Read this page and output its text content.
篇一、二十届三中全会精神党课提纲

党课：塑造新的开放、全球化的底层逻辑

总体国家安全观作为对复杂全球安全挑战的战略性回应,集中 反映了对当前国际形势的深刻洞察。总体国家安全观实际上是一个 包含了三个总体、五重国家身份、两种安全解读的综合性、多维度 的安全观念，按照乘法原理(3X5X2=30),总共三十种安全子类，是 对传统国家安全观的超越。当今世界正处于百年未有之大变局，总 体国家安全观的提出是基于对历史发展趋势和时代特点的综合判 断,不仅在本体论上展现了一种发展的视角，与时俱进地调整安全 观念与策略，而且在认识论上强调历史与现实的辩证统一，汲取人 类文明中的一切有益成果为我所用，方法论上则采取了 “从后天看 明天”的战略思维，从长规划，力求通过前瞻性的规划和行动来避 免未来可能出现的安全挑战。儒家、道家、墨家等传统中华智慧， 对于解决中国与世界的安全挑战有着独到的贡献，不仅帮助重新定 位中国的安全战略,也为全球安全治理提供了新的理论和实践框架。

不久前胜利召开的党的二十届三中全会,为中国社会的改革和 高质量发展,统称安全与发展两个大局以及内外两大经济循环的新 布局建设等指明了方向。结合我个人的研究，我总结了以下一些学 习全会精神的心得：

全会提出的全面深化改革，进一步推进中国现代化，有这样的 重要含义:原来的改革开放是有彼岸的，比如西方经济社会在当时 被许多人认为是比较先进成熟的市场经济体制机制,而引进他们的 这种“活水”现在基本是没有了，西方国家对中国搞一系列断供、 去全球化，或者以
※ ※ ※
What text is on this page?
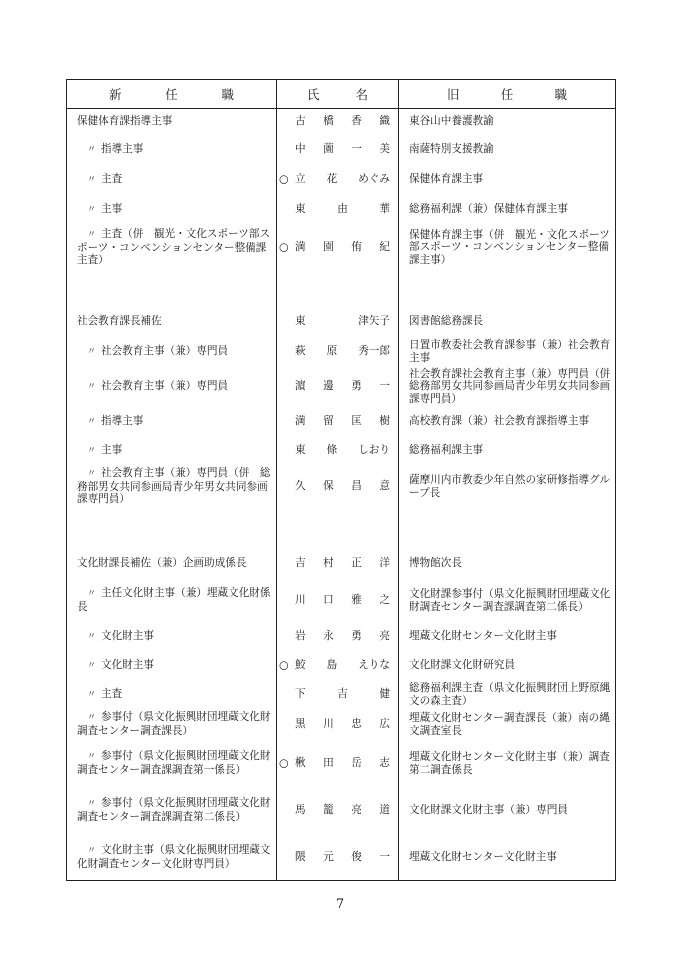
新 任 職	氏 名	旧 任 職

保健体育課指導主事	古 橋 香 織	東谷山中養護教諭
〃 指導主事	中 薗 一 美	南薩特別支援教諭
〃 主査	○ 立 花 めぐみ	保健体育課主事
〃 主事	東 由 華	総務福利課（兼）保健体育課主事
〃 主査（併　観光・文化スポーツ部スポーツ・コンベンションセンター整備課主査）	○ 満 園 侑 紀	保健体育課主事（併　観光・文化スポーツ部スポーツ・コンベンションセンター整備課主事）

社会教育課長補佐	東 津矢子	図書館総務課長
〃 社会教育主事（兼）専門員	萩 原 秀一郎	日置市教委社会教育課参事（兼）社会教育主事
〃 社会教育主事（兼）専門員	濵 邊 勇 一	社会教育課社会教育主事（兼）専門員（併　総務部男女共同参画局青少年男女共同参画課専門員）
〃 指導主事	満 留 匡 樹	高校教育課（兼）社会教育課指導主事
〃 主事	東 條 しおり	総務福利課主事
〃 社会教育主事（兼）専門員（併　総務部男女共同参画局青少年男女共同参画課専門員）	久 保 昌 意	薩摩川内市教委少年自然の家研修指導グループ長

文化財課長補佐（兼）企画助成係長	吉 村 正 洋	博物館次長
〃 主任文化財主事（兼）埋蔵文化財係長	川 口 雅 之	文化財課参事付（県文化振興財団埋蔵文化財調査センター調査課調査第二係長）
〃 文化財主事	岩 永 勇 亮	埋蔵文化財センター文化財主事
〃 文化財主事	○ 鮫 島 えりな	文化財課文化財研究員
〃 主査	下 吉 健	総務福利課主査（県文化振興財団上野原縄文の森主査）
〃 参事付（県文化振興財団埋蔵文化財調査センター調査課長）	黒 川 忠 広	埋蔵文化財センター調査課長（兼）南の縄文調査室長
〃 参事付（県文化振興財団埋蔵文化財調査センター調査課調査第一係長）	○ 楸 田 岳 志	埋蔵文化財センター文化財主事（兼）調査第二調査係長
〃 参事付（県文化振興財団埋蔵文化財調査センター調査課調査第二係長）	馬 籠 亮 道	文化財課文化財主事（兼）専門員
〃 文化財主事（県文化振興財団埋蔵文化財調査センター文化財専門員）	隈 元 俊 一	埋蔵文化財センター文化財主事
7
※ ※ ※
Exercise instructions:
Look through the lines above and collect those with the word "保健体育課主事".

Solution to this task:
〃 主査	○ 立 花 めぐみ	保健体育課主事
〃 主事	東 由 華	総務福利課（兼）保健体育課主事
〃 主査（併　観光・文化スポーツ部スポーツ・コンベンションセンター整備課主査）	○ 満 園 侑 紀	保健体育課主事（併　観光・文化スポーツ部スポーツ・コンベンションセンター整備課主事）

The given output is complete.